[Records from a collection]
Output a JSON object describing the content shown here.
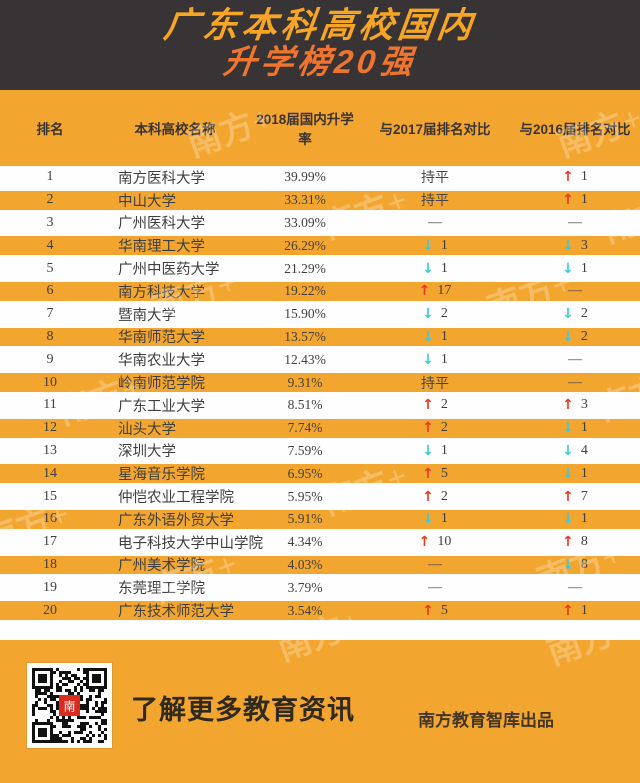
{
  "banner": {
    "title_line1": "广东本科高校国内",
    "title_line2": "升学榜20强"
  },
  "chart_data": {
    "type": "table",
    "title": "广东本科高校国内升学榜20强",
    "columns": [
      "排名",
      "本科高校名称",
      "2018届国内升学率",
      "与2017届排名对比",
      "与2016届排名对比"
    ],
    "flat_label": "持平",
    "none_label": "—",
    "rows": [
      {
        "rank": "1",
        "name": "南方医科大学",
        "rate": "39.99%",
        "vs2017": {
          "dir": "flat"
        },
        "vs2016": {
          "dir": "up",
          "value": "1"
        }
      },
      {
        "rank": "2",
        "name": "中山大学",
        "rate": "33.31%",
        "vs2017": {
          "dir": "flat"
        },
        "vs2016": {
          "dir": "up",
          "value": "1"
        }
      },
      {
        "rank": "3",
        "name": "广州医科大学",
        "rate": "33.09%",
        "vs2017": {
          "dir": "none"
        },
        "vs2016": {
          "dir": "none"
        }
      },
      {
        "rank": "4",
        "name": "华南理工大学",
        "rate": "26.29%",
        "vs2017": {
          "dir": "down",
          "value": "1"
        },
        "vs2016": {
          "dir": "down",
          "value": "3"
        }
      },
      {
        "rank": "5",
        "name": "广州中医药大学",
        "rate": "21.29%",
        "vs2017": {
          "dir": "down",
          "value": "1"
        },
        "vs2016": {
          "dir": "down",
          "value": "1"
        }
      },
      {
        "rank": "6",
        "name": "南方科技大学",
        "rate": "19.22%",
        "vs2017": {
          "dir": "up",
          "value": "17"
        },
        "vs2016": {
          "dir": "none"
        }
      },
      {
        "rank": "7",
        "name": "暨南大学",
        "rate": "15.90%",
        "vs2017": {
          "dir": "down",
          "value": "2"
        },
        "vs2016": {
          "dir": "down",
          "value": "2"
        }
      },
      {
        "rank": "8",
        "name": "华南师范大学",
        "rate": "13.57%",
        "vs2017": {
          "dir": "down",
          "value": "1"
        },
        "vs2016": {
          "dir": "down",
          "value": "2"
        }
      },
      {
        "rank": "9",
        "name": "华南农业大学",
        "rate": "12.43%",
        "vs2017": {
          "dir": "down",
          "value": "1"
        },
        "vs2016": {
          "dir": "none"
        }
      },
      {
        "rank": "10",
        "name": "岭南师范学院",
        "rate": "9.31%",
        "vs2017": {
          "dir": "flat"
        },
        "vs2016": {
          "dir": "none"
        }
      },
      {
        "rank": "11",
        "name": "广东工业大学",
        "rate": "8.51%",
        "vs2017": {
          "dir": "up",
          "value": "2"
        },
        "vs2016": {
          "dir": "up",
          "value": "3"
        }
      },
      {
        "rank": "12",
        "name": "汕头大学",
        "rate": "7.74%",
        "vs2017": {
          "dir": "up",
          "value": "2"
        },
        "vs2016": {
          "dir": "down",
          "value": "1"
        }
      },
      {
        "rank": "13",
        "name": "深圳大学",
        "rate": "7.59%",
        "vs2017": {
          "dir": "down",
          "value": "1"
        },
        "vs2016": {
          "dir": "down",
          "value": "4"
        }
      },
      {
        "rank": "14",
        "name": "星海音乐学院",
        "rate": "6.95%",
        "vs2017": {
          "dir": "up",
          "value": "5"
        },
        "vs2016": {
          "dir": "down",
          "value": "1"
        }
      },
      {
        "rank": "15",
        "name": "仲恺农业工程学院",
        "rate": "5.95%",
        "vs2017": {
          "dir": "up",
          "value": "2"
        },
        "vs2016": {
          "dir": "up",
          "value": "7"
        }
      },
      {
        "rank": "16",
        "name": "广东外语外贸大学",
        "rate": "5.91%",
        "vs2017": {
          "dir": "down",
          "value": "1"
        },
        "vs2016": {
          "dir": "down",
          "value": "1"
        }
      },
      {
        "rank": "17",
        "name": "电子科技大学中山学院",
        "rate": "4.34%",
        "vs2017": {
          "dir": "up",
          "value": "10"
        },
        "vs2016": {
          "dir": "up",
          "value": "8"
        }
      },
      {
        "rank": "18",
        "name": "广州美术学院",
        "rate": "4.03%",
        "vs2017": {
          "dir": "none"
        },
        "vs2016": {
          "dir": "down",
          "value": "8"
        }
      },
      {
        "rank": "19",
        "name": "东莞理工学院",
        "rate": "3.79%",
        "vs2017": {
          "dir": "none"
        },
        "vs2016": {
          "dir": "none"
        }
      },
      {
        "rank": "20",
        "name": "广东技术师范大学",
        "rate": "3.54%",
        "vs2017": {
          "dir": "up",
          "value": "5"
        },
        "vs2016": {
          "dir": "up",
          "value": "1"
        }
      }
    ]
  },
  "glyphs": {
    "up_arrow": "↑",
    "down_arrow": "↓"
  },
  "watermark": {
    "text": "南方+"
  },
  "footer": {
    "cta": "了解更多教育资讯",
    "credit": "南方教育智库出品",
    "qr_center_glyph": "南"
  },
  "colors": {
    "background_orange": "#F3A62F",
    "banner_background": "#383334",
    "title_yellow": "#F7A525",
    "title_orange": "#EF7430",
    "up_red": "#E83A23",
    "down_cyan": "#3EC9DE",
    "row_white": "#FEFEFE",
    "text_dark": "#3F3F3F"
  }
}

## Direction
Every line is to be duplicated exactly, though pictures stay out.

## Task result
Output a JSON object describing the content shown here.
{
  "banner": {
    "title_line1": "广东本科高校国内",
    "title_line2": "升学榜20强"
  },
  "chart_data": {
    "type": "table",
    "title": "广东本科高校国内升学榜20强",
    "columns": [
      "排名",
      "本科高校名称",
      "2018届国内升学率",
      "与2017届排名对比",
      "与2016届排名对比"
    ],
    "flat_label": "持平",
    "none_label": "—",
    "rows": [
      {
        "rank": "1",
        "name": "南方医科大学",
        "rate": "39.99%",
        "vs2017": {
          "dir": "flat"
        },
        "vs2016": {
          "dir": "up",
          "value": "1"
        }
      },
      {
        "rank": "2",
        "name": "中山大学",
        "rate": "33.31%",
        "vs2017": {
          "dir": "flat"
        },
        "vs2016": {
          "dir": "up",
          "value": "1"
        }
      },
      {
        "rank": "3",
        "name": "广州医科大学",
        "rate": "33.09%",
        "vs2017": {
          "dir": "none"
        },
        "vs2016": {
          "dir": "none"
        }
      },
      {
        "rank": "4",
        "name": "华南理工大学",
        "rate": "26.29%",
        "vs2017": {
          "dir": "down",
          "value": "1"
        },
        "vs2016": {
          "dir": "down",
          "value": "3"
        }
      },
      {
        "rank": "5",
        "name": "广州中医药大学",
        "rate": "21.29%",
        "vs2017": {
          "dir": "down",
          "value": "1"
        },
        "vs2016": {
          "dir": "down",
          "value": "1"
        }
      },
      {
        "rank": "6",
        "name": "南方科技大学",
        "rate": "19.22%",
        "vs2017": {
          "dir": "up",
          "value": "17"
        },
        "vs2016": {
          "dir": "none"
        }
      },
      {
        "rank": "7",
        "name": "暨南大学",
        "rate": "15.90%",
        "vs2017": {
          "dir": "down",
          "value": "2"
        },
        "vs2016": {
          "dir": "down",
          "value": "2"
        }
      },
      {
        "rank": "8",
        "name": "华南师范大学",
        "rate": "13.57%",
        "vs2017": {
          "dir": "down",
          "value": "1"
        },
        "vs2016": {
          "dir": "down",
          "value": "2"
        }
      },
      {
        "rank": "9",
        "name": "华南农业大学",
        "rate": "12.43%",
        "vs2017": {
          "dir": "down",
          "value": "1"
        },
        "vs2016": {
          "dir": "none"
        }
      },
      {
        "rank": "10",
        "name": "岭南师范学院",
        "rate": "9.31%",
        "vs2017": {
          "dir": "flat"
        },
        "vs2016": {
          "dir": "none"
        }
      },
      {
        "rank": "11",
        "name": "广东工业大学",
        "rate": "8.51%",
        "vs2017": {
          "dir": "up",
          "value": "2"
        },
        "vs2016": {
          "dir": "up",
          "value": "3"
        }
      },
      {
        "rank": "12",
        "name": "汕头大学",
        "rate": "7.74%",
        "vs2017": {
          "dir": "up",
          "value": "2"
        },
        "vs2016": {
          "dir": "down",
          "value": "1"
        }
      },
      {
        "rank": "13",
        "name": "深圳大学",
        "rate": "7.59%",
        "vs2017": {
          "dir": "down",
          "value": "1"
        },
        "vs2016": {
          "dir": "down",
          "value": "4"
        }
      },
      {
        "rank": "14",
        "name": "星海音乐学院",
        "rate": "6.95%",
        "vs2017": {
          "dir": "up",
          "value": "5"
        },
        "vs2016": {
          "dir": "down",
          "value": "1"
        }
      },
      {
        "rank": "15",
        "name": "仲恺农业工程学院",
        "rate": "5.95%",
        "vs2017": {
          "dir": "up",
          "value": "2"
        },
        "vs2016": {
          "dir": "up",
          "value": "7"
        }
      },
      {
        "rank": "16",
        "name": "广东外语外贸大学",
        "rate": "5.91%",
        "vs2017": {
          "dir": "down",
          "value": "1"
        },
        "vs2016": {
          "dir": "down",
          "value": "1"
        }
      },
      {
        "rank": "17",
        "name": "电子科技大学中山学院",
        "rate": "4.34%",
        "vs2017": {
          "dir": "up",
          "value": "10"
        },
        "vs2016": {
          "dir": "up",
          "value": "8"
        }
      },
      {
        "rank": "18",
        "name": "广州美术学院",
        "rate": "4.03%",
        "vs2017": {
          "dir": "none"
        },
        "vs2016": {
          "dir": "down",
          "value": "8"
        }
      },
      {
        "rank": "19",
        "name": "东莞理工学院",
        "rate": "3.79%",
        "vs2017": {
          "dir": "none"
        },
        "vs2016": {
          "dir": "none"
        }
      },
      {
        "rank": "20",
        "name": "广东技术师范大学",
        "rate": "3.54%",
        "vs2017": {
          "dir": "up",
          "value": "5"
        },
        "vs2016": {
          "dir": "up",
          "value": "1"
        }
      }
    ]
  },
  "glyphs": {
    "up_arrow": "↑",
    "down_arrow": "↓"
  },
  "watermark": {
    "text": "南方+"
  },
  "footer": {
    "cta": "了解更多教育资讯",
    "credit": "南方教育智库出品",
    "qr_center_glyph": "南"
  },
  "colors": {
    "background_orange": "#F3A62F",
    "banner_background": "#383334",
    "title_yellow": "#F7A525",
    "title_orange": "#EF7430",
    "up_red": "#E83A23",
    "down_cyan": "#3EC9DE",
    "row_white": "#FEFEFE",
    "text_dark": "#3F3F3F"
  }
}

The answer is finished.